Chart and figure data
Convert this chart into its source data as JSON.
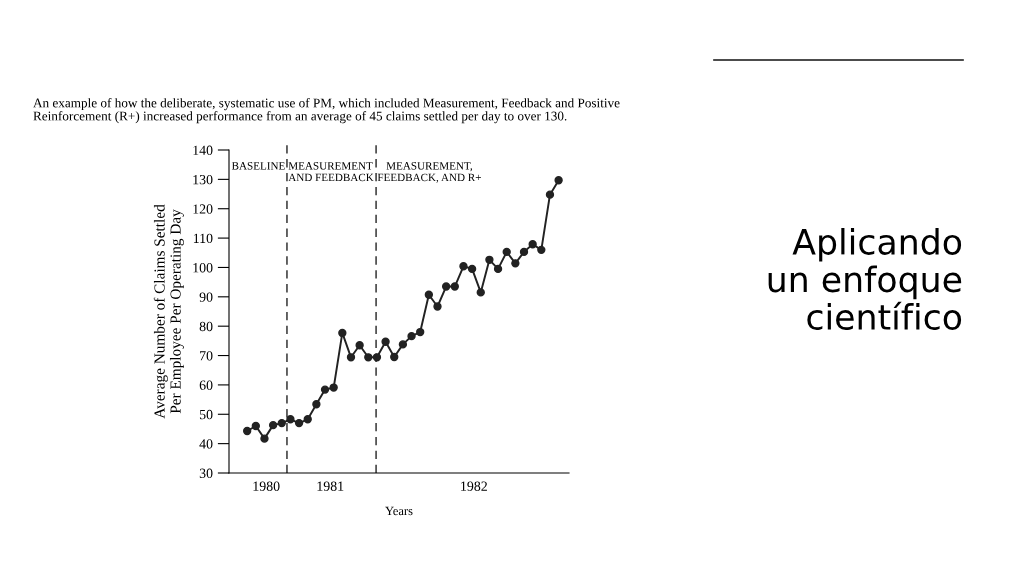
{
  "chart_data": {
    "type": "line",
    "title": "An example of how the deliberate, systematic use of PM, which included Measurement, Feedback and Positive\nReinforcement (R+) increased performance from an average of 45 claims settled per day to over 130.",
    "xlabel": "Years",
    "ylabel": "Average Number of Claims Settled\nPer Employee Per Operating Day",
    "categories": [
      null,
      null,
      null,
      null,
      null,
      null,
      null,
      null,
      null,
      null,
      null,
      null,
      null,
      null,
      null,
      null,
      null,
      null,
      null,
      null,
      null,
      null,
      null,
      null,
      null,
      null,
      null,
      null,
      null,
      null,
      null,
      null,
      null,
      null,
      null,
      null,
      null
    ],
    "series": [
      {
        "color": "#222222",
        "values": [
          44.3,
          46,
          41.7,
          46.3,
          47,
          48.3,
          47,
          48.3,
          53.4,
          58.4,
          59.1,
          77.7,
          69.4,
          73.5,
          69.4,
          69.4,
          74.7,
          69.5,
          73.8,
          76.6,
          78,
          90.7,
          86.7,
          93.5,
          93.5,
          100.4,
          99.5,
          91.5,
          102.6,
          99.5,
          105.3,
          101.4,
          105.3,
          107.9,
          106,
          124.8,
          129.7
        ]
      }
    ],
    "ylim": [
      30,
      140
    ],
    "yticks": [
      30,
      40,
      50,
      60,
      70,
      80,
      90,
      100,
      110,
      120,
      130,
      140
    ],
    "marker": "circle",
    "line_style": "solid",
    "grid": false,
    "annotations": [
      "BASELINE",
      "Aplicando\nun enfoque\ncientífico",
      "1980",
      "1981",
      "1982",
      "MEASUREMENT\nAND FEEDBACK",
      "MEASUREMENT,\nFEEDBACK, AND R+"
    ]
  }
}
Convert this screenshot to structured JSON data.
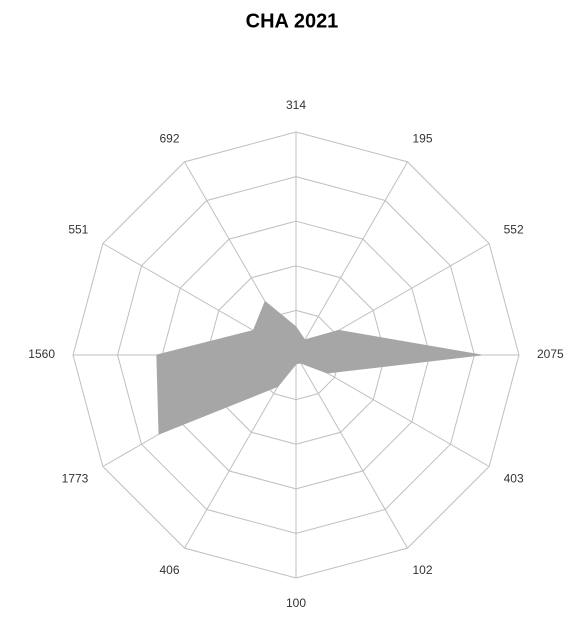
{
  "chart_data": {
    "type": "radar",
    "title": "CHA 2021",
    "categories": [
      "314",
      "195",
      "552",
      "2075",
      "403",
      "102",
      "100",
      "406",
      "1773",
      "1560",
      "551",
      "692"
    ],
    "values": [
      314,
      195,
      552,
      2075,
      403,
      102,
      100,
      406,
      1773,
      1560,
      551,
      692
    ],
    "color": "#a6a6a6",
    "ylim": [
      0,
      2500
    ],
    "yticks": [
      0,
      500,
      1000,
      1500,
      2000,
      2500
    ],
    "grid": true
  }
}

The request: Indicate how many lines of the material contain the string "title", giving the number and nothing more.

Full solution: 2